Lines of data

◆ ◆ ◆ ◆ ◆ ◆ ◆

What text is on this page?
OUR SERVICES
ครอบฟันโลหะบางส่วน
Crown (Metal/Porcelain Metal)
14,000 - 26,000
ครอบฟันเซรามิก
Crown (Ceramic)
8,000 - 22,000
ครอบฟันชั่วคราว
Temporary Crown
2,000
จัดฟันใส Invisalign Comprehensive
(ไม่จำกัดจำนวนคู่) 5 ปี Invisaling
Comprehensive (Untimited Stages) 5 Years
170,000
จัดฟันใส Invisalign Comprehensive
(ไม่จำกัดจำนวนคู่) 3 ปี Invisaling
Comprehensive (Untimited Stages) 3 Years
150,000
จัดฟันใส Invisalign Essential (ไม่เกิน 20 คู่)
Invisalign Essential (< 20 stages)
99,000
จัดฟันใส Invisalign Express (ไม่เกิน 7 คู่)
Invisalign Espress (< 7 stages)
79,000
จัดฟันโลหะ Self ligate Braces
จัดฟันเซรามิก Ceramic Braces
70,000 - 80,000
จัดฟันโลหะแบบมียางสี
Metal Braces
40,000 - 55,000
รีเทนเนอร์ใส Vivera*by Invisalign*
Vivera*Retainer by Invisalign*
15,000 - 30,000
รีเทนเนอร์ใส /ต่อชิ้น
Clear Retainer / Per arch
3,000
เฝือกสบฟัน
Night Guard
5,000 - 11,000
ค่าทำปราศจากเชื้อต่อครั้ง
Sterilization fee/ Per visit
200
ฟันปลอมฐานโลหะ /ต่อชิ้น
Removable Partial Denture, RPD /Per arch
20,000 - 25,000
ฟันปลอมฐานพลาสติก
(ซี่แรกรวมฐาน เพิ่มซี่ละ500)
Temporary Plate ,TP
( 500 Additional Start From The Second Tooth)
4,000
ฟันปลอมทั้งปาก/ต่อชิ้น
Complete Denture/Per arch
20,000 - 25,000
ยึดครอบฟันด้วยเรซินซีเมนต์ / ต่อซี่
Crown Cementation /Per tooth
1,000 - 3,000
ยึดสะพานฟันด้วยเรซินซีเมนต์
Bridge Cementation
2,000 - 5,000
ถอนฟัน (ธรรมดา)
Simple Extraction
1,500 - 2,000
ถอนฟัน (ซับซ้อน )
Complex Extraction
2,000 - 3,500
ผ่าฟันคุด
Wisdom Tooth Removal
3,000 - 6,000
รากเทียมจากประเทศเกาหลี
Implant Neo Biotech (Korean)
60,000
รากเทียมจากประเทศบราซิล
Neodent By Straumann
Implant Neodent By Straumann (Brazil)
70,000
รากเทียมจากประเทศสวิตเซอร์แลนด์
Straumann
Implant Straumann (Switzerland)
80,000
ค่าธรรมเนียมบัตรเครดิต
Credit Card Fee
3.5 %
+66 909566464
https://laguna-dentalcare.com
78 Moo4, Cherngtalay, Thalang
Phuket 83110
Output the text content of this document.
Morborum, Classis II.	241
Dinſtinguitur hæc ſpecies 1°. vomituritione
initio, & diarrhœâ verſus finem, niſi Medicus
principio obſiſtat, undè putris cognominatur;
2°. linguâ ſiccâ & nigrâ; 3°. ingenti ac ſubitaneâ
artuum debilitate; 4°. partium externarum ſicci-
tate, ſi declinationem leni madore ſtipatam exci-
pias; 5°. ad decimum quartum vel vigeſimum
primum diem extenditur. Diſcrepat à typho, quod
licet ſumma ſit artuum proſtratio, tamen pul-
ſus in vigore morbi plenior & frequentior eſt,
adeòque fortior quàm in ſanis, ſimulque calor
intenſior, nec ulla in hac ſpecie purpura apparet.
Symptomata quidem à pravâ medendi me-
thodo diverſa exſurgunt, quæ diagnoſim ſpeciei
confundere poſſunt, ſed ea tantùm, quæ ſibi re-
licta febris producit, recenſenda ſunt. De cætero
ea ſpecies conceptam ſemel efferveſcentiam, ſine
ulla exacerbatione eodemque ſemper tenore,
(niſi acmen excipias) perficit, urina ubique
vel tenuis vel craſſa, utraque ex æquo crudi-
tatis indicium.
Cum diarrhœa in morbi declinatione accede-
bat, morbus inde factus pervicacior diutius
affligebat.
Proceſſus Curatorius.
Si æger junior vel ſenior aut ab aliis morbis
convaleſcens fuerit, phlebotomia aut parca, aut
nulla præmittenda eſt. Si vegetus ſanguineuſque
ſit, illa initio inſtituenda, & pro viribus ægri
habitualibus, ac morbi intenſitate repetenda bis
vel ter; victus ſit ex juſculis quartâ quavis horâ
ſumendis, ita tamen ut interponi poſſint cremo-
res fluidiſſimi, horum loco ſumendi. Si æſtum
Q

◆ ◆ ◆ ◆ ◆ ◆ ◆

BRIEF
Reproduce the material above, every line of it, exactly.

RESPONSE TO THE EXERCISE
What text is on this page?
OUR SERVICES
ครอบฟันโลหะบางส่วน
Crown (Metal/Porcelain Metal)
14,000 - 26,000
ครอบฟันเซรามิก
Crown (Ceramic)
8,000 - 22,000
ครอบฟันชั่วคราว
Temporary Crown
2,000
จัดฟันใส Invisalign Comprehensive
(ไม่จำกัดจำนวนคู่) 5 ปี Invisaling
Comprehensive (Untimited Stages) 5 Years
170,000
จัดฟันใส Invisalign Comprehensive
(ไม่จำกัดจำนวนคู่) 3 ปี Invisaling
Comprehensive (Untimited Stages) 3 Years
150,000
จัดฟันใส Invisalign Essential (ไม่เกิน 20 คู่)
Invisalign Essential (< 20 stages)
99,000
จัดฟันใส Invisalign Express (ไม่เกิน 7 คู่)
Invisalign Espress (< 7 stages)
79,000
จัดฟันโลหะ Self ligate Braces
จัดฟันเซรามิก Ceramic Braces
70,000 - 80,000
จัดฟันโลหะแบบมียางสี
Metal Braces
40,000 - 55,000
รีเทนเนอร์ใส Vivera*by Invisalign*
Vivera*Retainer by Invisalign*
15,000 - 30,000
รีเทนเนอร์ใส /ต่อชิ้น
Clear Retainer / Per arch
3,000
เฝือกสบฟัน
Night Guard
5,000 - 11,000
ค่าทำปราศจากเชื้อต่อครั้ง
Sterilization fee/ Per visit
200
ฟันปลอมฐานโลหะ /ต่อชิ้น
Removable Partial Denture, RPD /Per arch
20,000 - 25,000
ฟันปลอมฐานพลาสติก
(ซี่แรกรวมฐาน เพิ่มซี่ละ500)
Temporary Plate ,TP
( 500 Additional Start From The Second Tooth)
4,000
ฟันปลอมทั้งปาก/ต่อชิ้น
Complete Denture/Per arch
20,000 - 25,000
ยึดครอบฟันด้วยเรซินซีเมนต์ / ต่อซี่
Crown Cementation /Per tooth
1,000 - 3,000
ยึดสะพานฟันด้วยเรซินซีเมนต์
Bridge Cementation
2,000 - 5,000
ถอนฟัน (ธรรมดา)
Simple Extraction
1,500 - 2,000
ถอนฟัน (ซับซ้อน )
Complex Extraction
2,000 - 3,500
ผ่าฟันคุด
Wisdom Tooth Removal
3,000 - 6,000
รากเทียมจากประเทศเกาหลี
Implant Neo Biotech (Korean)
60,000
รากเทียมจากประเทศบราซิล
Neodent By Straumann
Implant Neodent By Straumann (Brazil)
70,000
รากเทียมจากประเทศสวิตเซอร์แลนด์
Straumann
Implant Straumann (Switzerland)
80,000
ค่าธรรมเนียมบัตรเครดิต
Credit Card Fee
3.5 %
+66 909566464
https://laguna-dentalcare.com
78 Moo4, Cherngtalay, Thalang
Phuket 83110
Output the text content of this document.
Morborum, Classis II.	241
Dinſtinguitur hæc ſpecies 1°. vomituritione
initio, & diarrhœâ verſus finem, niſi Medicus
principio obſiſtat, undè putris cognominatur;
2°. linguâ ſiccâ & nigrâ; 3°. ingenti ac ſubitaneâ
artuum debilitate; 4°. partium externarum ſicci-
tate, ſi declinationem leni madore ſtipatam exci-
pias; 5°. ad decimum quartum vel vigeſimum
primum diem extenditur. Diſcrepat à typho, quod
licet ſumma ſit artuum proſtratio, tamen pul-
ſus in vigore morbi plenior & frequentior eſt,
adeòque fortior quàm in ſanis, ſimulque calor
intenſior, nec ulla in hac ſpecie purpura apparet.
Symptomata quidem à pravâ medendi me-
thodo diverſa exſurgunt, quæ diagnoſim ſpeciei
confundere poſſunt, ſed ea tantùm, quæ ſibi re-
licta febris producit, recenſenda ſunt. De cætero
ea ſpecies conceptam ſemel efferveſcentiam, ſine
ulla exacerbatione eodemque ſemper tenore,
(niſi acmen excipias) perficit, urina ubique
vel tenuis vel craſſa, utraque ex æquo crudi-
tatis indicium.
Cum diarrhœa in morbi declinatione accede-
bat, morbus inde factus pervicacior diutius
affligebat.
Proceſſus Curatorius.
Si æger junior vel ſenior aut ab aliis morbis
convaleſcens fuerit, phlebotomia aut parca, aut
nulla præmittenda eſt. Si vegetus ſanguineuſque
ſit, illa initio inſtituenda, & pro viribus ægri
habitualibus, ac morbi intenſitate repetenda bis
vel ter; victus ſit ex juſculis quartâ quavis horâ
ſumendis, ita tamen ut interponi poſſint cremo-
res fluidiſſimi, horum loco ſumendi. Si æſtum
Q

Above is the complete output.